## [WRITTEN TASK]
Select lines where the word "name" appears.

══ TASK DATA

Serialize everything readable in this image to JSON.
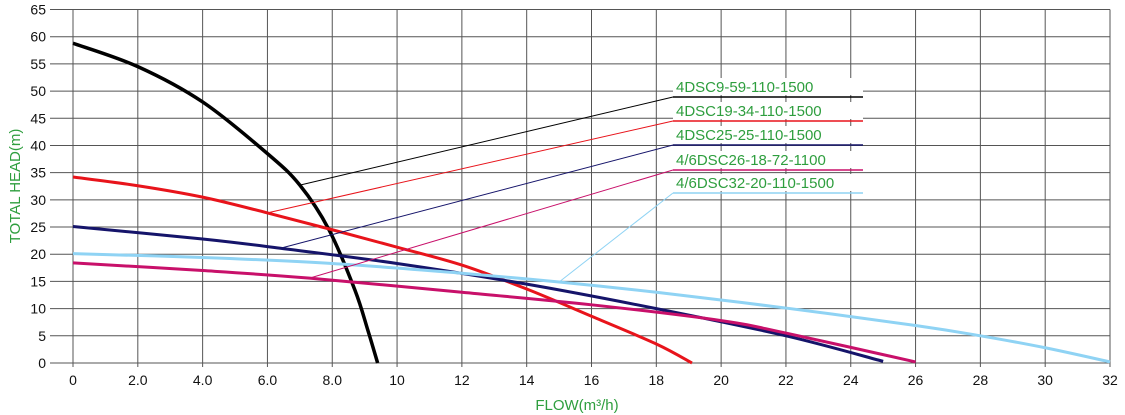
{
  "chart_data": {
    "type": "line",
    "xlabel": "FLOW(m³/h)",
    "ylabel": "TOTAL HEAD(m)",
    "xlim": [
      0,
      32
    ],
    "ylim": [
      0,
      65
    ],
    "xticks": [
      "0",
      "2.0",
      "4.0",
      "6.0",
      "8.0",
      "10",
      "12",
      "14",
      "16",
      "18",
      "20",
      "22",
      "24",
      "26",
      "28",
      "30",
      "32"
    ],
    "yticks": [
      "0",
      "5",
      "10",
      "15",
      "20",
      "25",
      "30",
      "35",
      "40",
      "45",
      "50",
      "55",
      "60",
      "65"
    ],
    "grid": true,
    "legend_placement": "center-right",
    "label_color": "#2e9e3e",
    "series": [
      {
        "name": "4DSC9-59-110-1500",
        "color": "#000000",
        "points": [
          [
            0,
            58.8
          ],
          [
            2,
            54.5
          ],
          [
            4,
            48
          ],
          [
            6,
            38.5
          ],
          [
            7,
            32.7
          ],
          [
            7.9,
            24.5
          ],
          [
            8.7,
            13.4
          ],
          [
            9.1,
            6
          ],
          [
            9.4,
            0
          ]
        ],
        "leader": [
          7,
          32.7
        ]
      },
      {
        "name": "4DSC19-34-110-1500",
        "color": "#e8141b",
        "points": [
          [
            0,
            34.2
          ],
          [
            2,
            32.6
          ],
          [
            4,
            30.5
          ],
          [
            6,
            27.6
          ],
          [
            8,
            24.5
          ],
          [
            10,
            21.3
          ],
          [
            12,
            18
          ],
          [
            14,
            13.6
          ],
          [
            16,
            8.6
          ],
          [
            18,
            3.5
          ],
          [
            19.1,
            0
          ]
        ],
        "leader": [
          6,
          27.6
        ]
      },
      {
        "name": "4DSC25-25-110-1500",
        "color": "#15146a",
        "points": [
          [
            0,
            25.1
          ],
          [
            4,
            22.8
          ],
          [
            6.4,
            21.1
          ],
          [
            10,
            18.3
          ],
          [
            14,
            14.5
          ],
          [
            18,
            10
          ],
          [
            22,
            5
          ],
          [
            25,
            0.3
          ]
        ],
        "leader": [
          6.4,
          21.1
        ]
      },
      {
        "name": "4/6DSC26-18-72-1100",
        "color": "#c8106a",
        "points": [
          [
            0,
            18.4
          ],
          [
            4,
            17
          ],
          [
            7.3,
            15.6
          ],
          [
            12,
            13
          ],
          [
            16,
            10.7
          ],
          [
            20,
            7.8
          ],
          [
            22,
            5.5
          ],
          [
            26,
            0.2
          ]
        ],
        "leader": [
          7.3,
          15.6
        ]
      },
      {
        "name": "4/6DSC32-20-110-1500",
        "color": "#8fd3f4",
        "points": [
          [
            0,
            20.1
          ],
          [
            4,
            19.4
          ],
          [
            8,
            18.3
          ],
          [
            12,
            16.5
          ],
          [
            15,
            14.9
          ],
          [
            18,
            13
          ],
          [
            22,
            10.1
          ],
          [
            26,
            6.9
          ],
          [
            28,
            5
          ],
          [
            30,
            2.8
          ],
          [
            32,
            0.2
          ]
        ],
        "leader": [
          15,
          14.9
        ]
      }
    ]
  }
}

════

## [EXERCISE OUTPUT]
        "name": "4DSC9-59-110-1500",
        "name": "4DSC19-34-110-1500",
        "name": "4DSC25-25-110-1500",
        "name": "4/6DSC26-18-72-1100",
        "name": "4/6DSC32-20-110-1500",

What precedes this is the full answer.